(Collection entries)

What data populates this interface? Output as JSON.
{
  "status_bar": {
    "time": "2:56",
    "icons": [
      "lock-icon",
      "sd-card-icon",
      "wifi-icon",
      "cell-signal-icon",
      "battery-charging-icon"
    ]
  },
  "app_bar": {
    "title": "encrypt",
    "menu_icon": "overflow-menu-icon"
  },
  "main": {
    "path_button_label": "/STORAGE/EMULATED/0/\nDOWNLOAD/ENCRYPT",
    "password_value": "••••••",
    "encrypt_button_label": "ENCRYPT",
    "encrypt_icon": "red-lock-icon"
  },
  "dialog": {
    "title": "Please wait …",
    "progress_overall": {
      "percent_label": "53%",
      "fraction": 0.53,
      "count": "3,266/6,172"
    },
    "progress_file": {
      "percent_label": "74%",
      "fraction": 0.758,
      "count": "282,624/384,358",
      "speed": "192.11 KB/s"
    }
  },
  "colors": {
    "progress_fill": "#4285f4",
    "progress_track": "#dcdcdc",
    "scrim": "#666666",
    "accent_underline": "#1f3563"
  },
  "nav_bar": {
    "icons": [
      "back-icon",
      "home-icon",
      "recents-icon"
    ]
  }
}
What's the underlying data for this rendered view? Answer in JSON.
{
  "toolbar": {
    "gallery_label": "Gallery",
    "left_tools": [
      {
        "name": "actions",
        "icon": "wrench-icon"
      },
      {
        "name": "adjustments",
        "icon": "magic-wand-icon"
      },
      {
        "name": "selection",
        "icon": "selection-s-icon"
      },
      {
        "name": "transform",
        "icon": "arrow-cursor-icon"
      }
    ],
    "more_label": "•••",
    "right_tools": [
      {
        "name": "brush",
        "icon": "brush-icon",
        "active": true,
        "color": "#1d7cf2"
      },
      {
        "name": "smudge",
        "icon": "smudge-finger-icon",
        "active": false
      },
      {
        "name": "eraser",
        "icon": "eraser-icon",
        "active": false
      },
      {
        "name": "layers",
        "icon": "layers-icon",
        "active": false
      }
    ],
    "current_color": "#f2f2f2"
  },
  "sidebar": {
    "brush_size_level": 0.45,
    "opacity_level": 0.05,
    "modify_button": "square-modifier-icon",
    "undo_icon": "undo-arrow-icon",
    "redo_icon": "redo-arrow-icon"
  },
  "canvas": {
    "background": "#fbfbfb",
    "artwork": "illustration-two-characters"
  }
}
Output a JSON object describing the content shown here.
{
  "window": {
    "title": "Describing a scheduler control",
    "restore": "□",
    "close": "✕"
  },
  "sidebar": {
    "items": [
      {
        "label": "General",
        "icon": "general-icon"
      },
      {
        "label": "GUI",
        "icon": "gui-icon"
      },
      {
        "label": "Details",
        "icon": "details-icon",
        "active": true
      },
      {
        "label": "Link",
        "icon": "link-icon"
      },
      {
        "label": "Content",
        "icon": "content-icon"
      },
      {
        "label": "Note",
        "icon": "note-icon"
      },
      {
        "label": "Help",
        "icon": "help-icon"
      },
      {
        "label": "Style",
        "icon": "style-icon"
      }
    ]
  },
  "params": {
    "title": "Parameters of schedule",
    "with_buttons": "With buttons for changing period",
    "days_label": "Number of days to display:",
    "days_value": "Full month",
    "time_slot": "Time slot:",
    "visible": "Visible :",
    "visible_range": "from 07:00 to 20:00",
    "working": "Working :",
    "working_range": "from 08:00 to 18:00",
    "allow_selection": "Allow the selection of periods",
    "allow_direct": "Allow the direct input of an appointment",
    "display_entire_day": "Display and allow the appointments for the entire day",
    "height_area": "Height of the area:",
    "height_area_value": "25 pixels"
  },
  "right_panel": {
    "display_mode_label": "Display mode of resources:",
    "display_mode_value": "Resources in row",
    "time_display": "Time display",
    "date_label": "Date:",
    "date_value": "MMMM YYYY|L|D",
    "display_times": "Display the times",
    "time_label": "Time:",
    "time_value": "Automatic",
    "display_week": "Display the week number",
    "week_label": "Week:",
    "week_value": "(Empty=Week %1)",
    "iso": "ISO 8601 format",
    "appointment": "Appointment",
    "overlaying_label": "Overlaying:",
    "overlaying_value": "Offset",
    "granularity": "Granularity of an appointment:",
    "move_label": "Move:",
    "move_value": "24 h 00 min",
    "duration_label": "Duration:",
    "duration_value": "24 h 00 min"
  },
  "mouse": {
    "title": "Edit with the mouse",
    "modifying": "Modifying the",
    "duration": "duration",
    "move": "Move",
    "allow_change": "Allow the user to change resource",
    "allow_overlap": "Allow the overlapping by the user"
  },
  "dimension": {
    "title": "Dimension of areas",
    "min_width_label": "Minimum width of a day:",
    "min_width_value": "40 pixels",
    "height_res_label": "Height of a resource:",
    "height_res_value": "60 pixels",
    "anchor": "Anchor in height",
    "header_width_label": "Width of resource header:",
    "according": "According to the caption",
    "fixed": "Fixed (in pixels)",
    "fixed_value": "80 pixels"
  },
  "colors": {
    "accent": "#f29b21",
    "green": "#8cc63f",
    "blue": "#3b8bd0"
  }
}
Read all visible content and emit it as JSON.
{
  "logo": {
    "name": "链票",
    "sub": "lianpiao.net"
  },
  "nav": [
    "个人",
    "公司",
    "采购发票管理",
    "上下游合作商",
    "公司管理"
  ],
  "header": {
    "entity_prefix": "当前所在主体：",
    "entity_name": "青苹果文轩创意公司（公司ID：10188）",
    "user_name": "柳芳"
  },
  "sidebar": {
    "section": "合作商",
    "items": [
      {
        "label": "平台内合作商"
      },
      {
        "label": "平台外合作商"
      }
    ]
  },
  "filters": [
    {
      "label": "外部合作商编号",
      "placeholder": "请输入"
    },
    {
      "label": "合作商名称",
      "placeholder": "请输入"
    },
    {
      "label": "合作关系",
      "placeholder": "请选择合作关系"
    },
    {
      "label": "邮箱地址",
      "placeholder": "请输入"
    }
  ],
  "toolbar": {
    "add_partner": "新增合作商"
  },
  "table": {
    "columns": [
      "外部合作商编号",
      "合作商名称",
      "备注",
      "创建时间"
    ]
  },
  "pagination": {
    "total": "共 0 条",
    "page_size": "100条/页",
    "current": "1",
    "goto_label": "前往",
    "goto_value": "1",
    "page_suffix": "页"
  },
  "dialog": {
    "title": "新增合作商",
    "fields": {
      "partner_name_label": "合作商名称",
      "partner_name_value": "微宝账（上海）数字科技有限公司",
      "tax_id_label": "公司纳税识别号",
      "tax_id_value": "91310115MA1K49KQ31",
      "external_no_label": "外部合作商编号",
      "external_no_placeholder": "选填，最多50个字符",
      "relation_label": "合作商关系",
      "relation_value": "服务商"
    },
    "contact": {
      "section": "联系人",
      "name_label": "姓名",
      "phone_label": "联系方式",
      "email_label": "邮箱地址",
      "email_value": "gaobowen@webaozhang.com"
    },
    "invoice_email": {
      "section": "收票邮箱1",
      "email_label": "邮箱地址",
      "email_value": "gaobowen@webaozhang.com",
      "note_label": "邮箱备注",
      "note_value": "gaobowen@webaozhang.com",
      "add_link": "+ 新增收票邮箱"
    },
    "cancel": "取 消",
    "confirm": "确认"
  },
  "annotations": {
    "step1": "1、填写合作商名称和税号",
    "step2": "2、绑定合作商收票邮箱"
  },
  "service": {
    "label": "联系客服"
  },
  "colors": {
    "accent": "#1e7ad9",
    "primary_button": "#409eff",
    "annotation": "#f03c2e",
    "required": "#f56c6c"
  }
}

◆ **Do this**
Quote the listing in full, please, keeping every line exact.

◆ **The answer**
What data populates this interface? Output as JSON.
{
  "status_bar": {
    "time": "2:56",
    "icons": [
      "lock-icon",
      "sd-card-icon",
      "wifi-icon",
      "cell-signal-icon",
      "battery-charging-icon"
    ]
  },
  "app_bar": {
    "title": "encrypt",
    "menu_icon": "overflow-menu-icon"
  },
  "main": {
    "path_button_label": "/STORAGE/EMULATED/0/\nDOWNLOAD/ENCRYPT",
    "password_value": "••••••",
    "encrypt_button_label": "ENCRYPT",
    "encrypt_icon": "red-lock-icon"
  },
  "dialog": {
    "title": "Please wait …",
    "progress_overall": {
      "percent_label": "53%",
      "fraction": 0.53,
      "count": "3,266/6,172"
    },
    "progress_file": {
      "percent_label": "74%",
      "fraction": 0.758,
      "count": "282,624/384,358",
      "speed": "192.11 KB/s"
    }
  },
  "colors": {
    "progress_fill": "#4285f4",
    "progress_track": "#dcdcdc",
    "scrim": "#666666",
    "accent_underline": "#1f3563"
  },
  "nav_bar": {
    "icons": [
      "back-icon",
      "home-icon",
      "recents-icon"
    ]
  }
}
What's the underlying data for this rendered view? Answer in JSON.
{
  "toolbar": {
    "gallery_label": "Gallery",
    "left_tools": [
      {
        "name": "actions",
        "icon": "wrench-icon"
      },
      {
        "name": "adjustments",
        "icon": "magic-wand-icon"
      },
      {
        "name": "selection",
        "icon": "selection-s-icon"
      },
      {
        "name": "transform",
        "icon": "arrow-cursor-icon"
      }
    ],
    "more_label": "•••",
    "right_tools": [
      {
        "name": "brush",
        "icon": "brush-icon",
        "active": true,
        "color": "#1d7cf2"
      },
      {
        "name": "smudge",
        "icon": "smudge-finger-icon",
        "active": false
      },
      {
        "name": "eraser",
        "icon": "eraser-icon",
        "active": false
      },
      {
        "name": "layers",
        "icon": "layers-icon",
        "active": false
      }
    ],
    "current_color": "#f2f2f2"
  },
  "sidebar": {
    "brush_size_level": 0.45,
    "opacity_level": 0.05,
    "modify_button": "square-modifier-icon",
    "undo_icon": "undo-arrow-icon",
    "redo_icon": "redo-arrow-icon"
  },
  "canvas": {
    "background": "#fbfbfb",
    "artwork": "illustration-two-characters"
  }
}
Output a JSON object describing the content shown here.
{
  "window": {
    "title": "Describing a scheduler control",
    "restore": "□",
    "close": "✕"
  },
  "sidebar": {
    "items": [
      {
        "label": "General",
        "icon": "general-icon"
      },
      {
        "label": "GUI",
        "icon": "gui-icon"
      },
      {
        "label": "Details",
        "icon": "details-icon",
        "active": true
      },
      {
        "label": "Link",
        "icon": "link-icon"
      },
      {
        "label": "Content",
        "icon": "content-icon"
      },
      {
        "label": "Note",
        "icon": "note-icon"
      },
      {
        "label": "Help",
        "icon": "help-icon"
      },
      {
        "label": "Style",
        "icon": "style-icon"
      }
    ]
  },
  "params": {
    "title": "Parameters of schedule",
    "with_buttons": "With buttons for changing period",
    "days_label": "Number of days to display:",
    "days_value": "Full month",
    "time_slot": "Time slot:",
    "visible": "Visible :",
    "visible_range": "from 07:00 to 20:00",
    "working": "Working :",
    "working_range": "from 08:00 to 18:00",
    "allow_selection": "Allow the selection of periods",
    "allow_direct": "Allow the direct input of an appointment",
    "display_entire_day": "Display and allow the appointments for the entire day",
    "height_area": "Height of the area:",
    "height_area_value": "25 pixels"
  },
  "right_panel": {
    "display_mode_label": "Display mode of resources:",
    "display_mode_value": "Resources in row",
    "time_display": "Time display",
    "date_label": "Date:",
    "date_value": "MMMM YYYY|L|D",
    "display_times": "Display the times",
    "time_label": "Time:",
    "time_value": "Automatic",
    "display_week": "Display the week number",
    "week_label": "Week:",
    "week_value": "(Empty=Week %1)",
    "iso": "ISO 8601 format",
    "appointment": "Appointment",
    "overlaying_label": "Overlaying:",
    "overlaying_value": "Offset",
    "granularity": "Granularity of an appointment:",
    "move_label": "Move:",
    "move_value": "24 h 00 min",
    "duration_label": "Duration:",
    "duration_value": "24 h 00 min"
  },
  "mouse": {
    "title": "Edit with the mouse",
    "modifying": "Modifying the",
    "duration": "duration",
    "move": "Move",
    "allow_change": "Allow the user to change resource",
    "allow_overlap": "Allow the overlapping by the user"
  },
  "dimension": {
    "title": "Dimension of areas",
    "min_width_label": "Minimum width of a day:",
    "min_width_value": "40 pixels",
    "height_res_label": "Height of a resource:",
    "height_res_value": "60 pixels",
    "anchor": "Anchor in height",
    "header_width_label": "Width of resource header:",
    "according": "According to the caption",
    "fixed": "Fixed (in pixels)",
    "fixed_value": "80 pixels"
  },
  "colors": {
    "accent": "#f29b21",
    "green": "#8cc63f",
    "blue": "#3b8bd0"
  }
}
Read all visible content and emit it as JSON.
{
  "logo": {
    "name": "链票",
    "sub": "lianpiao.net"
  },
  "nav": [
    "个人",
    "公司",
    "采购发票管理",
    "上下游合作商",
    "公司管理"
  ],
  "header": {
    "entity_prefix": "当前所在主体：",
    "entity_name": "青苹果文轩创意公司（公司ID：10188）",
    "user_name": "柳芳"
  },
  "sidebar": {
    "section": "合作商",
    "items": [
      {
        "label": "平台内合作商"
      },
      {
        "label": "平台外合作商"
      }
    ]
  },
  "filters": [
    {
      "label": "外部合作商编号",
      "placeholder": "请输入"
    },
    {
      "label": "合作商名称",
      "placeholder": "请输入"
    },
    {
      "label": "合作关系",
      "placeholder": "请选择合作关系"
    },
    {
      "label": "邮箱地址",
      "placeholder": "请输入"
    }
  ],
  "toolbar": {
    "add_partner": "新增合作商"
  },
  "table": {
    "columns": [
      "外部合作商编号",
      "合作商名称",
      "备注",
      "创建时间"
    ]
  },
  "pagination": {
    "total": "共 0 条",
    "page_size": "100条/页",
    "current": "1",
    "goto_label": "前往",
    "goto_value": "1",
    "page_suffix": "页"
  },
  "dialog": {
    "title": "新增合作商",
    "fields": {
      "partner_name_label": "合作商名称",
      "partner_name_value": "微宝账（上海）数字科技有限公司",
      "tax_id_label": "公司纳税识别号",
      "tax_id_value": "91310115MA1K49KQ31",
      "external_no_label": "外部合作商编号",
      "external_no_placeholder": "选填，最多50个字符",
      "relation_label": "合作商关系",
      "relation_value": "服务商"
    },
    "contact": {
      "section": "联系人",
      "name_label": "姓名",
      "phone_label": "联系方式",
      "email_label": "邮箱地址",
      "email_value": "gaobowen@webaozhang.com"
    },
    "invoice_email": {
      "section": "收票邮箱1",
      "email_label": "邮箱地址",
      "email_value": "gaobowen@webaozhang.com",
      "note_label": "邮箱备注",
      "note_value": "gaobowen@webaozhang.com",
      "add_link": "+ 新增收票邮箱"
    },
    "cancel": "取 消",
    "confirm": "确认"
  },
  "annotations": {
    "step1": "1、填写合作商名称和税号",
    "step2": "2、绑定合作商收票邮箱"
  },
  "service": {
    "label": "联系客服"
  },
  "colors": {
    "accent": "#1e7ad9",
    "primary_button": "#409eff",
    "annotation": "#f03c2e",
    "required": "#f56c6c"
  }
}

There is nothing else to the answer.